**PROBLEM DETAILS:** Can you format the records between the lines holding "x-tick-label: 0.0: [1339, 677, 1376, 709]" and "histogram-bin: [179, 647, 217, 661]", inclusive, as a Markdown table with the columns Row and Record line, numbering each line and leaving out any blank lines?

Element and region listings
-----
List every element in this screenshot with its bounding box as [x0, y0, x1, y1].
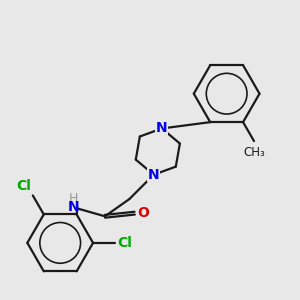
Text: O: O [137, 206, 149, 220]
Text: N: N [156, 122, 168, 136]
Text: Cl: Cl [118, 236, 132, 250]
Text: H: H [69, 192, 78, 205]
Text: N: N [148, 168, 160, 182]
Text: Cl: Cl [16, 179, 31, 193]
Text: N: N [68, 200, 80, 214]
Text: CH₃: CH₃ [243, 146, 265, 159]
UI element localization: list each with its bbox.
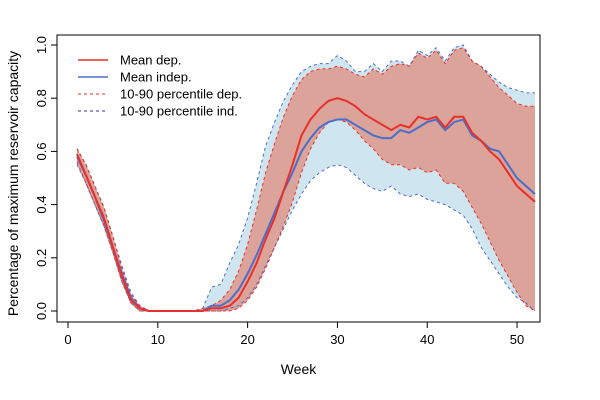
legend-label: Mean dep. bbox=[120, 53, 181, 68]
mean-lines bbox=[76, 97, 536, 312]
line-90-percentile-ind bbox=[76, 44, 535, 312]
y-tick-label: 0.8 bbox=[34, 89, 49, 107]
x-axis: 0 10 20 30 40 50 bbox=[64, 322, 524, 347]
legend-label: 10-90 percentile ind. bbox=[120, 104, 238, 119]
y-axis: 0.0 0.2 0.4 0.6 0.8 1.0 bbox=[34, 36, 57, 320]
y-tick-label: 0.2 bbox=[34, 249, 49, 267]
plot-frame bbox=[56, 34, 541, 323]
legend-label: 10-90 percentile dep. bbox=[120, 87, 242, 102]
x-tick-label: 40 bbox=[420, 332, 434, 347]
y-tick-label: 0.4 bbox=[34, 196, 49, 214]
legend: Mean dep. Mean indep. 10-90 percentile dep… bbox=[78, 53, 242, 119]
line-mean-dep bbox=[76, 97, 536, 312]
band-dep-10-90 bbox=[77, 47, 535, 311]
y-axis-title: Percentage of maximum reservoir capacity bbox=[5, 51, 21, 316]
x-tick-label: 50 bbox=[510, 332, 524, 347]
percentile-bands bbox=[77, 45, 535, 311]
y-tick-label: 0.6 bbox=[34, 142, 49, 160]
y-tick-label: 1.0 bbox=[34, 36, 49, 54]
legend-label: Mean indep. bbox=[120, 70, 192, 85]
x-tick-label: 20 bbox=[240, 332, 254, 347]
y-tick-label: 0.0 bbox=[34, 302, 49, 320]
x-axis-title: Week bbox=[281, 361, 318, 377]
x-tick-label: 10 bbox=[151, 332, 165, 347]
x-tick-label: 0 bbox=[64, 332, 71, 347]
x-tick-label: 30 bbox=[330, 332, 344, 347]
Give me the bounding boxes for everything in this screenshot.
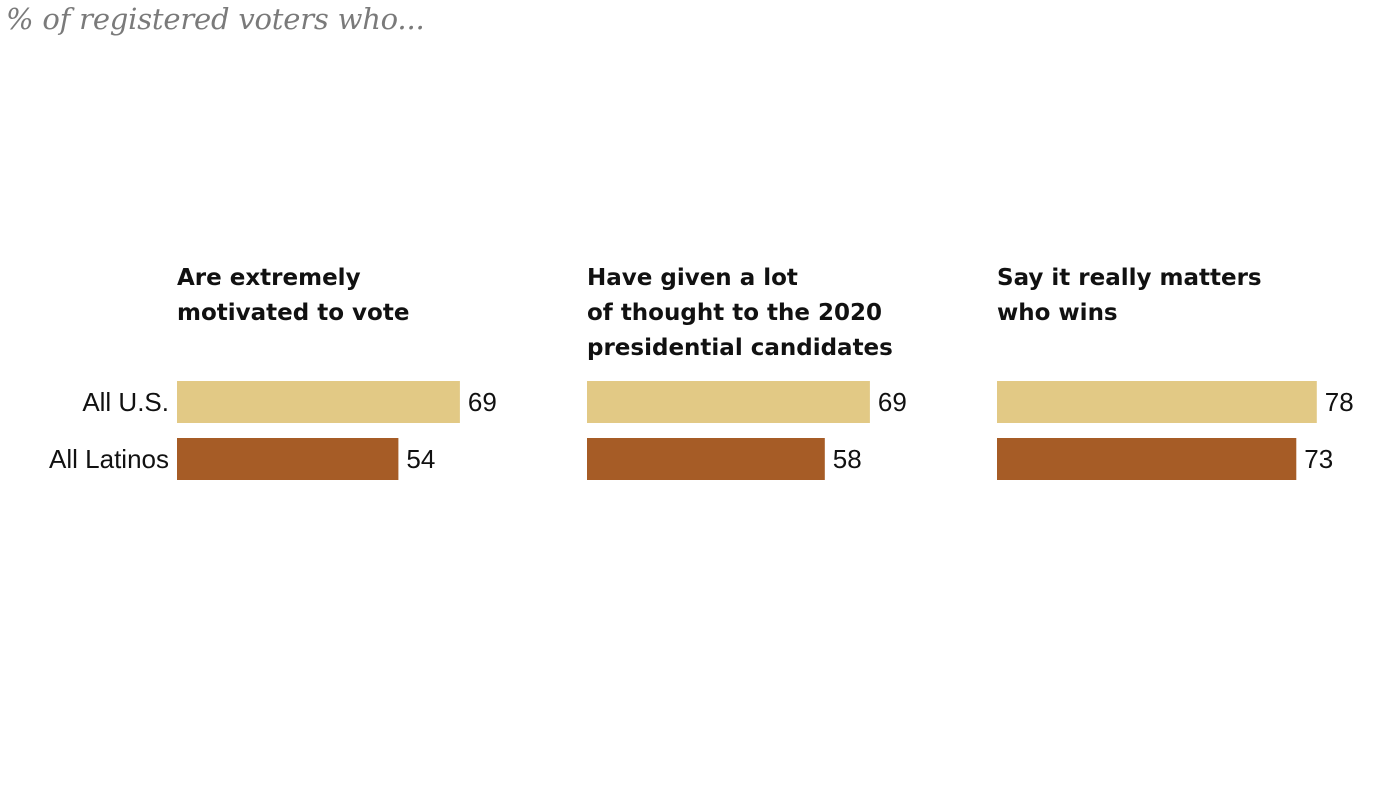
panel-title-line: motivated to vote [177,300,409,326]
panel-title-line: Say it really matters [997,265,1262,291]
category-label: All U.S. [82,387,169,417]
data-label: 73 [1304,444,1333,474]
bar [177,381,460,423]
chart-panel: Have given a lot of thought to the 2020 pr… [587,265,907,480]
bar [997,381,1317,423]
bar [587,381,870,423]
bar [587,438,825,480]
bar [997,438,1297,480]
panel-title-line: of thought to the 2020 [587,300,882,326]
data-label: 78 [1325,387,1354,417]
chart-panel: Say it really matters who wins 78 73 [997,265,1354,480]
chart-panels: Are extremely motivated to vote 69 54 Have g… [177,265,1354,480]
chart-panel: Are extremely motivated to vote 69 54 [177,265,497,480]
panel-title-line: who wins [997,300,1118,326]
category-labels: All U.S. All Latinos [49,387,169,474]
data-label: 58 [833,444,862,474]
panel-title-line: Have given a lot [587,265,798,291]
bar [177,438,399,480]
data-label: 54 [406,444,435,474]
panel-title-line: presidential candidates [587,335,893,361]
category-label: All Latinos [49,444,169,474]
data-label: 69 [878,387,907,417]
data-label: 69 [468,387,497,417]
panel-title-line: Are extremely [177,265,361,291]
chart-subtitle: % of registered voters who... [6,2,425,36]
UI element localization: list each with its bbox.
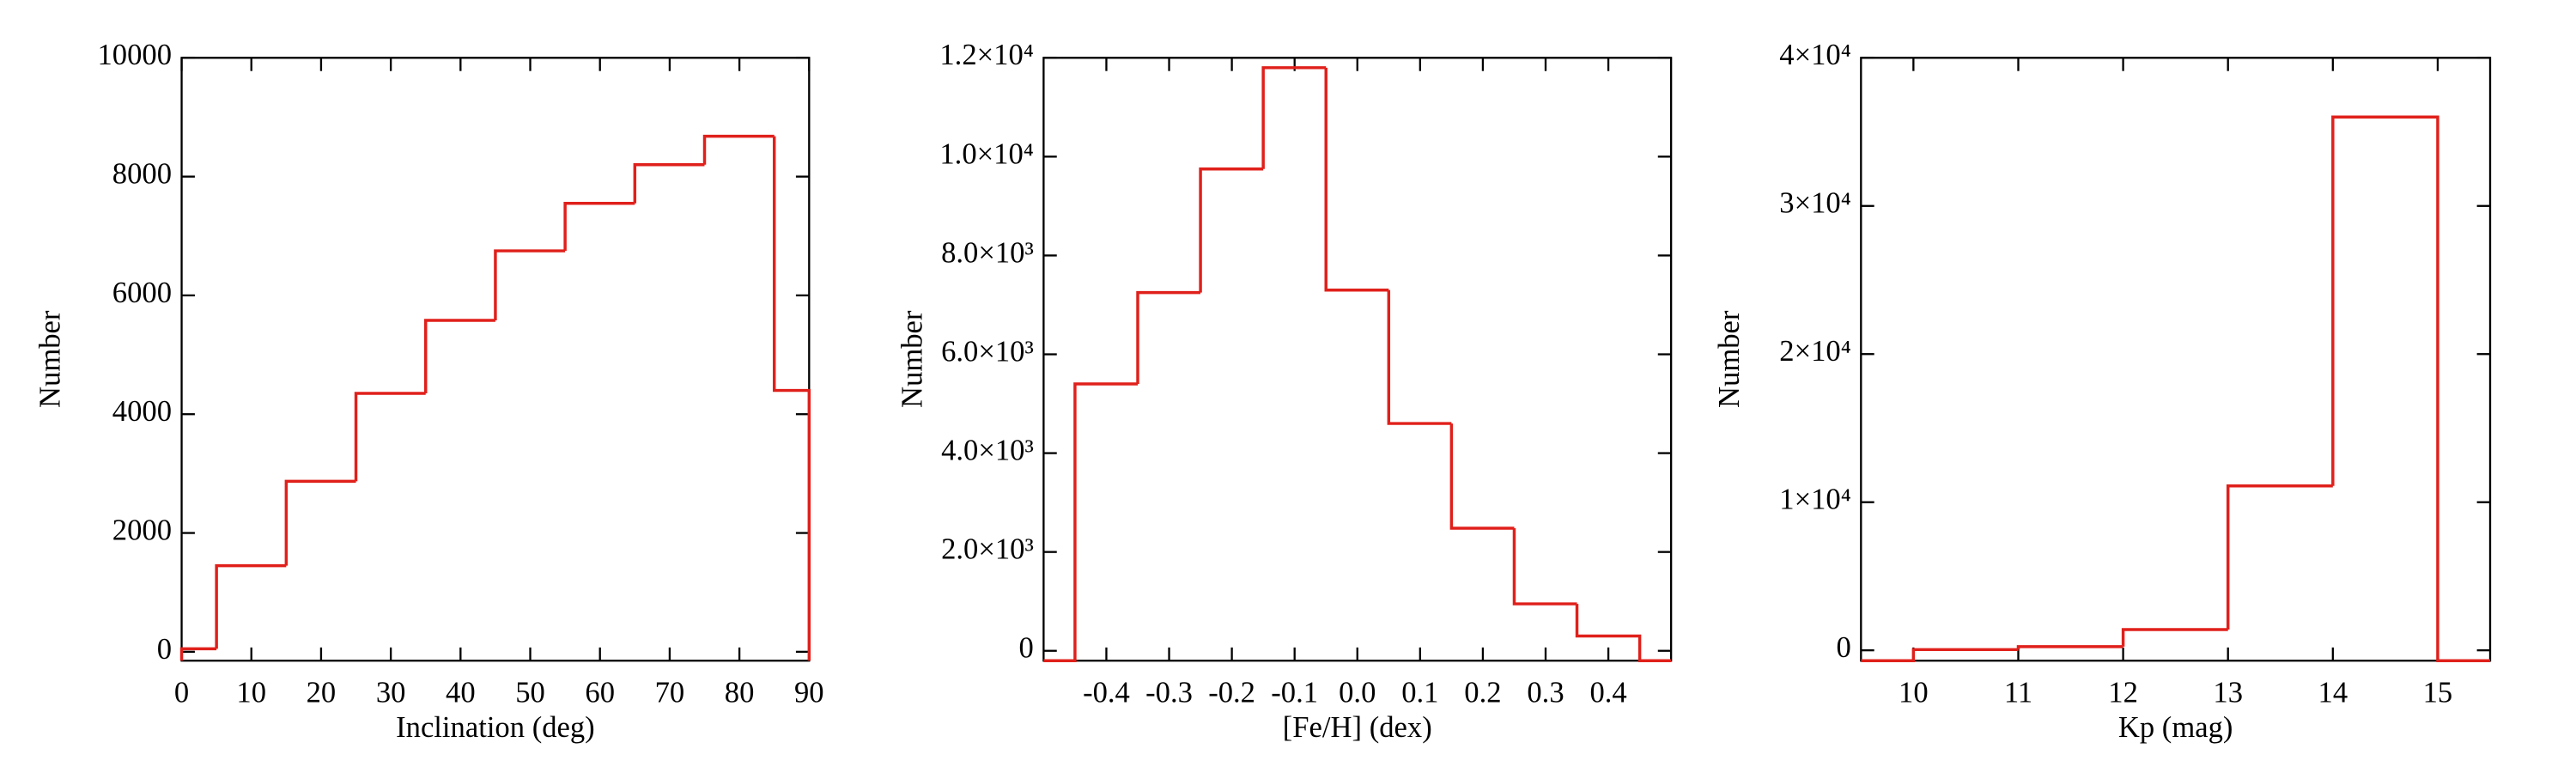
x-tick-label: 0.0: [1339, 677, 1376, 709]
histogram-bin: [702, 134, 775, 165]
y-tick-label: 3×10⁴: [1779, 187, 1851, 220]
histogram-bin: [2121, 628, 2228, 647]
histogram-bin: [2016, 645, 2123, 650]
y-axis-label: Number: [33, 310, 66, 408]
x-axis-label: [Fe/H] (dex): [1283, 711, 1432, 744]
y-tick-label: 2.0×10³: [941, 533, 1034, 566]
histogram-bin: [1136, 290, 1201, 385]
x-axis-label: Inclination (deg): [396, 711, 595, 744]
x-tick-label: 14: [2318, 677, 2348, 709]
y-tick-label: 2×10⁴: [1779, 335, 1851, 368]
x-tick-label: 12: [2108, 677, 2138, 709]
x-tick-label: 30: [376, 677, 406, 709]
histogram-bin: [1387, 289, 1452, 425]
x-tick-label: 0.4: [1589, 677, 1626, 709]
y-tick-label: 4×10⁴: [1779, 39, 1851, 71]
x-tick-label: 15: [2423, 677, 2453, 709]
histogram-bin: [423, 319, 495, 394]
x-tick-label: 0: [174, 677, 189, 709]
histogram-bin: [1575, 604, 1672, 662]
x-tick-label: 10: [1899, 677, 1929, 709]
histogram-bin: [284, 479, 356, 566]
x-tick-label: 80: [725, 677, 755, 709]
y-tick-label: 6.0×10³: [941, 335, 1034, 368]
y-tick-label: 8.0×10³: [941, 236, 1034, 269]
x-tick-label: 90: [794, 677, 824, 709]
x-tick-label: 0.1: [1401, 677, 1438, 709]
x-tick-label: 0.2: [1464, 677, 1501, 709]
x-tick-label: 11: [2004, 677, 2032, 709]
y-tick-label: 1.2×10⁴: [939, 39, 1033, 71]
histogram-bin: [179, 647, 217, 661]
plot-frame: [1860, 57, 2492, 662]
x-tick-label: 50: [515, 677, 545, 709]
x-tick-label: -0.4: [1083, 677, 1130, 709]
x-tick-label: 0.3: [1527, 677, 1564, 709]
y-axis-label: Number: [896, 310, 928, 408]
histogram-bin: [1043, 382, 1138, 662]
x-tick-label: 10: [236, 677, 266, 709]
y-tick-label: 10000: [97, 39, 172, 71]
histogram-bin: [1261, 66, 1327, 169]
x-axis-label: Kp (mag): [2118, 711, 2233, 744]
y-tick-label: 4.0×10³: [941, 435, 1034, 467]
x-tick-label: -0.2: [1208, 677, 1255, 709]
y-tick-label: 1×10⁴: [1779, 484, 1851, 516]
histogram-bin: [1449, 423, 1515, 530]
histogram-bin: [633, 163, 705, 204]
y-tick-label: 2000: [112, 514, 172, 546]
x-tick-label: 40: [446, 677, 476, 709]
histogram-bin: [563, 202, 635, 252]
histogram-bin: [215, 563, 287, 649]
histogram-bin: [772, 136, 811, 661]
plot-frame: [180, 57, 811, 662]
histogram-bin: [2226, 484, 2333, 630]
histogram-bin: [1324, 67, 1389, 292]
x-tick-label: 13: [2213, 677, 2243, 709]
y-tick-label: 4000: [112, 395, 172, 428]
histogram-bin: [494, 249, 566, 320]
x-tick-label: -0.1: [1271, 677, 1318, 709]
y-tick-label: 6000: [112, 277, 172, 309]
y-tick-label: 8000: [112, 158, 172, 191]
histogram-bin: [1512, 528, 1577, 606]
histogram-bin: [354, 392, 426, 482]
x-tick-label: 20: [307, 677, 337, 709]
y-tick-label: 0: [157, 633, 172, 666]
y-tick-label: 1.0×10⁴: [939, 137, 1033, 170]
y-axis-label: Number: [1713, 310, 1746, 408]
histogram-bin: [1861, 648, 2019, 662]
x-tick-label: 60: [585, 677, 615, 709]
histogram-bin: [2331, 115, 2490, 662]
y-tick-label: 0: [1019, 632, 1034, 665]
histogram-bin: [1199, 167, 1264, 293]
y-tick-label: 0: [1836, 631, 1850, 664]
x-tick-label: -0.3: [1145, 677, 1193, 709]
x-tick-label: 70: [655, 677, 685, 709]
-----
**WRITTEN RESPONSE:**
| Row | Record line |
|---|---|
| 1 | x-tick-label: 0.0: [1339, 677, 1376, 709] |
| 2 | histogram-bin: [702, 134, 775, 165] |
| 3 | y-tick-label: 3×10⁴: [1779, 187, 1851, 220] |
| 4 | histogram-bin: [2121, 628, 2228, 647] |
| 5 | histogram-bin: [2016, 645, 2123, 650] |
| 6 | y-axis-label: Number: [33, 310, 66, 408] |
| 7 | x-axis-label: [Fe/H] (dex): [1283, 711, 1432, 744] |
| 8 | y-tick-label: 2.0×10³: [941, 533, 1034, 566] |
| 9 | histogram-bin: [1136, 290, 1201, 385] |
| 10 | x-axis-label: Inclination (deg): [396, 711, 595, 744] |
| 11 | x-tick-label: 14: [2318, 677, 2348, 709] |
| 12 | y-tick-label: 2×10⁴: [1779, 335, 1851, 368] |
| 13 | x-tick-label: 12: [2108, 677, 2138, 709] |
| 14 | x-tick-label: 30: [376, 677, 406, 709] |
| 15 | histogram-bin: [1387, 289, 1452, 425] |
| 16 | x-tick-label: 0.4: [1589, 677, 1626, 709] |
| 17 | y-tick-label: 4×10⁴: [1779, 39, 1851, 71] |
| 18 | x-tick-label: 15: [2423, 677, 2453, 709] |
| 19 | histogram-bin: [423, 319, 495, 394] |
| 20 | x-tick-label: 0: [174, 677, 189, 709] |
| 21 | histogram-bin: [1575, 604, 1672, 662] |
| 22 | x-tick-label: 10: [1899, 677, 1929, 709] |
| 23 | histogram-bin: [284, 479, 356, 566] |
| 24 | x-tick-label: 80: [725, 677, 755, 709] |
| 25 | y-tick-label: 6.0×10³: [941, 335, 1034, 368] |
| 26 | y-tick-label: 8.0×10³: [941, 236, 1034, 269] |
| 27 | x-tick-label: 90: [794, 677, 824, 709] |
| 28 | x-tick-label: 0.1: [1401, 677, 1438, 709] |
| 29 | x-tick-label: 0.2: [1464, 677, 1501, 709] |
| 30 | x-tick-label: 11: [2004, 677, 2032, 709] |
| 31 | y-tick-label: 1.2×10⁴: [939, 39, 1033, 71] |
| 32 | histogram-bin: [179, 647, 217, 661] |